### LISTING ###
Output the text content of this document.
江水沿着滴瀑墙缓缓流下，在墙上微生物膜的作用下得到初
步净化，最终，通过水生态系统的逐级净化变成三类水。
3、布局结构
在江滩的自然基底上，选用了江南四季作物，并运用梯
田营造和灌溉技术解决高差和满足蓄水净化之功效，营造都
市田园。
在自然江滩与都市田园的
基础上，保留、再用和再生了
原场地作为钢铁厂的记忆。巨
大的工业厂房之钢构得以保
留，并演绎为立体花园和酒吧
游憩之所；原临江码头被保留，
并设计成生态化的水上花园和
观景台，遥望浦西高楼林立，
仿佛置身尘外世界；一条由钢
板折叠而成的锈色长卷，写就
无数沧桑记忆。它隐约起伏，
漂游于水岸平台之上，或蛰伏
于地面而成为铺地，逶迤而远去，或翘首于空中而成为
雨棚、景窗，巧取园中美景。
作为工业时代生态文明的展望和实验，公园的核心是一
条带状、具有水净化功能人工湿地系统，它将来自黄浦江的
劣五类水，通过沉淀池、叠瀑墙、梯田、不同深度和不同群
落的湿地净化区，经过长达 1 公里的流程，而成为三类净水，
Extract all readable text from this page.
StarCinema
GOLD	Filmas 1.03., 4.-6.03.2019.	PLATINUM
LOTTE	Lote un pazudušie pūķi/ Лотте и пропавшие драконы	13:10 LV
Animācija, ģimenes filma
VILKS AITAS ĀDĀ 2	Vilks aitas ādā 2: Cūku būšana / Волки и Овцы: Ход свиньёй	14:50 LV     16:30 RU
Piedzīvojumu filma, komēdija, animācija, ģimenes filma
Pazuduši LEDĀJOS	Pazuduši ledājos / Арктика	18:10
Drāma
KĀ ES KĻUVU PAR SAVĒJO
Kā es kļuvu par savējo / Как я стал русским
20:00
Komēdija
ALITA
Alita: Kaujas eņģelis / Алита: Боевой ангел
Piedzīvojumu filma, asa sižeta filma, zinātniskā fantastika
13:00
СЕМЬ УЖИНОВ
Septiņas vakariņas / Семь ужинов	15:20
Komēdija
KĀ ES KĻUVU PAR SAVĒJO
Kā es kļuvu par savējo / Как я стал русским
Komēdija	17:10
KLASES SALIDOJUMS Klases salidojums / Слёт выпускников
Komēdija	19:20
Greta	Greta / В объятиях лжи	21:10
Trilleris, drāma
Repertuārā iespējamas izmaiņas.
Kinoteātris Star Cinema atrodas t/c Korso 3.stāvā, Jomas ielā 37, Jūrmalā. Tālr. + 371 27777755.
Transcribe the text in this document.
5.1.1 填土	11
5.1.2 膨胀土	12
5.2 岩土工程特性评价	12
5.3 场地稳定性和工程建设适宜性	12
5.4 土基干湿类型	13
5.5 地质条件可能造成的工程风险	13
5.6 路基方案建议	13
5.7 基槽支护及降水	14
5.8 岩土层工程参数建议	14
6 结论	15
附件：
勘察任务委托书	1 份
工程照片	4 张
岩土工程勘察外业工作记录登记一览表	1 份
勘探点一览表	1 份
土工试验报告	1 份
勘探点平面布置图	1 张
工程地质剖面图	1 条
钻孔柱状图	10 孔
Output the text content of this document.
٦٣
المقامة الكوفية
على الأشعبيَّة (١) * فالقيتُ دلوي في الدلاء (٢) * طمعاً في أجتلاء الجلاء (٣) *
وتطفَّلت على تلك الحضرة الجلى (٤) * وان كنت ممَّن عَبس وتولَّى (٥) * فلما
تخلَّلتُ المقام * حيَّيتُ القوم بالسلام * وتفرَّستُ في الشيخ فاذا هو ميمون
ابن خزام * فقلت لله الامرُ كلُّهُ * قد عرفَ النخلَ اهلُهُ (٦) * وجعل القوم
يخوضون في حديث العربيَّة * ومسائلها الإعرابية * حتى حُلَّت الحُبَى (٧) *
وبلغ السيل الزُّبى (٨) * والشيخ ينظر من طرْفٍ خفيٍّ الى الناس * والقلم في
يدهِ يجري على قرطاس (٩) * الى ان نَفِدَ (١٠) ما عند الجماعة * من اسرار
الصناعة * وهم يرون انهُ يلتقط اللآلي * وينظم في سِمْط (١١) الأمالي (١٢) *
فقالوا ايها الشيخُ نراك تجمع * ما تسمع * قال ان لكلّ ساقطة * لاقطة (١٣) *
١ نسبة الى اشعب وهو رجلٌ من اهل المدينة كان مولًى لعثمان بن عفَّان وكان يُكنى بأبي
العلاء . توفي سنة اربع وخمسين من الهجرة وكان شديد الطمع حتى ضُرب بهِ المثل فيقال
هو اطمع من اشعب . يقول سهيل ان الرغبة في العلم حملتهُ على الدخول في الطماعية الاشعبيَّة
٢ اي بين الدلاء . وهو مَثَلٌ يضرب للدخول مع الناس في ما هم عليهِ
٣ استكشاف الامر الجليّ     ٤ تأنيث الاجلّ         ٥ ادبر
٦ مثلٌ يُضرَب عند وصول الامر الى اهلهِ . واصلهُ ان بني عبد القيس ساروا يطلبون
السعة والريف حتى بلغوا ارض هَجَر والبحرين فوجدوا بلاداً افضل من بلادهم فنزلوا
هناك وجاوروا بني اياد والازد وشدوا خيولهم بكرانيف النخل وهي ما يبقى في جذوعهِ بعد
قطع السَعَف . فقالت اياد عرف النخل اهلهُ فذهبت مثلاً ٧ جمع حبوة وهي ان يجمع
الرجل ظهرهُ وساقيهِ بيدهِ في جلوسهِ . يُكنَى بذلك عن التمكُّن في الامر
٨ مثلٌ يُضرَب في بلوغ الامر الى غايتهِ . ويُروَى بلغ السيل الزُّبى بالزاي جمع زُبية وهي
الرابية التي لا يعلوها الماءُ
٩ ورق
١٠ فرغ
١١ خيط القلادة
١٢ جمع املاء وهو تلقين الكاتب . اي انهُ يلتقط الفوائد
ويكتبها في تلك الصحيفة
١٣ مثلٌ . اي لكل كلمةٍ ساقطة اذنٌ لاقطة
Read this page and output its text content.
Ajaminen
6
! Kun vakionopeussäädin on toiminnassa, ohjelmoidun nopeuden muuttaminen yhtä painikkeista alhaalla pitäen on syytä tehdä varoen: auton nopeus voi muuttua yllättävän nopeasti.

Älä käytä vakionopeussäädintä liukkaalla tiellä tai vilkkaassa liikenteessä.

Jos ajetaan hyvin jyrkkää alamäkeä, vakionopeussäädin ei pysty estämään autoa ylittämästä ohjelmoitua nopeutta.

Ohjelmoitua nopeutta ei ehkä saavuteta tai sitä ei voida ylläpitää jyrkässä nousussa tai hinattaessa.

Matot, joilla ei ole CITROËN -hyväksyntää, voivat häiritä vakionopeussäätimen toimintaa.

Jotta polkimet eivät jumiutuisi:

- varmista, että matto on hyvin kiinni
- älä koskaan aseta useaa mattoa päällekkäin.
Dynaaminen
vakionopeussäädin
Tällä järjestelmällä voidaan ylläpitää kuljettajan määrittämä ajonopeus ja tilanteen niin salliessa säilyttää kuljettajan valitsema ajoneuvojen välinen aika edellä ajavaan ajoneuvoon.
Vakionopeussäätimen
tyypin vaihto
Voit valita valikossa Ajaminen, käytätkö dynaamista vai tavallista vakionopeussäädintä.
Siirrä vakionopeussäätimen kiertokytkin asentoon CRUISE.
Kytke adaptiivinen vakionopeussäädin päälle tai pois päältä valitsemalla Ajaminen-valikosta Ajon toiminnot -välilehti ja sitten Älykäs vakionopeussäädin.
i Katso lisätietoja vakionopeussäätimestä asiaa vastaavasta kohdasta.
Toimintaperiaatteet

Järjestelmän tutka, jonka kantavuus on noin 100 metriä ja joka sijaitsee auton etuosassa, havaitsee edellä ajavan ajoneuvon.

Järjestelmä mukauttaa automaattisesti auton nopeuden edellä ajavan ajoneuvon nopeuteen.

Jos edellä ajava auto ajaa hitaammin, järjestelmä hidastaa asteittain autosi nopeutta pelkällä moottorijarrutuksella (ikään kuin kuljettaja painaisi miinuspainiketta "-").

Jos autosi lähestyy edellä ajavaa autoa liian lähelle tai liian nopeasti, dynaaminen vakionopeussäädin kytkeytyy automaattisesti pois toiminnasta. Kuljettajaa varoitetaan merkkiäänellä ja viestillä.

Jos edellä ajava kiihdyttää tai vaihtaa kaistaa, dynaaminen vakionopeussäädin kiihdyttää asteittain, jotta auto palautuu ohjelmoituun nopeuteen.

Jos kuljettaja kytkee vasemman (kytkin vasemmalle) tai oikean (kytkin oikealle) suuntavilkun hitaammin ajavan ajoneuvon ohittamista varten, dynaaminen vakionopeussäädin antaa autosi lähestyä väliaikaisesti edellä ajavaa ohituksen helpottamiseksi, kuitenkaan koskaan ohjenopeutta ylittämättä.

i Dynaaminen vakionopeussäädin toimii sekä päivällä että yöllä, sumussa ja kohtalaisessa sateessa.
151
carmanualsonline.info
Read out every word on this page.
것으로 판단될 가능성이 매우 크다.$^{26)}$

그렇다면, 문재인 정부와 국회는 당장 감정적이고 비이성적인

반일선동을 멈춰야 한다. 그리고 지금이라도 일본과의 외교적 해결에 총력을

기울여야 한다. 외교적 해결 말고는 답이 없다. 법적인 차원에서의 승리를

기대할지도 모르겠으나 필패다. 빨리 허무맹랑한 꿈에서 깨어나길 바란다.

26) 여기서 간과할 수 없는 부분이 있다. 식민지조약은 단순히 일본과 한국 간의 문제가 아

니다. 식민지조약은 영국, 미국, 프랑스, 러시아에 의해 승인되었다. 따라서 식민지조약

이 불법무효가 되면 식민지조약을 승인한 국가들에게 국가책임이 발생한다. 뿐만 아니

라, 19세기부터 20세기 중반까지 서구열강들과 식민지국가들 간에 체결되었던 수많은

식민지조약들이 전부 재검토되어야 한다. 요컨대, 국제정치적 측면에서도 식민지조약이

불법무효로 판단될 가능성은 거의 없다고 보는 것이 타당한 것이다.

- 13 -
###
▸ EXERCISE INSTRUCTIONS:
Copy out the lines from the line containing "Read out every word on this page." to the end of the listing above, without alteration.

▸ CORRECT OUTPUT:
Read out every word on this page.
것으로 판단될 가능성이 매우 크다.$^{26)}$

그렇다면, 문재인 정부와 국회는 당장 감정적이고 비이성적인

반일선동을 멈춰야 한다. 그리고 지금이라도 일본과의 외교적 해결에 총력을

기울여야 한다. 외교적 해결 말고는 답이 없다. 법적인 차원에서의 승리를

기대할지도 모르겠으나 필패다. 빨리 허무맹랑한 꿈에서 깨어나길 바란다.

26) 여기서 간과할 수 없는 부분이 있다. 식민지조약은 단순히 일본과 한국 간의 문제가 아

니다. 식민지조약은 영국, 미국, 프랑스, 러시아에 의해 승인되었다. 따라서 식민지조약

이 불법무효가 되면 식민지조약을 승인한 국가들에게 국가책임이 발생한다. 뿐만 아니

라, 19세기부터 20세기 중반까지 서구열강들과 식민지국가들 간에 체결되었던 수많은

식민지조약들이 전부 재검토되어야 한다. 요컨대, 국제정치적 측면에서도 식민지조약이

불법무효로 판단될 가능성은 거의 없다고 보는 것이 타당한 것이다.

- 13 -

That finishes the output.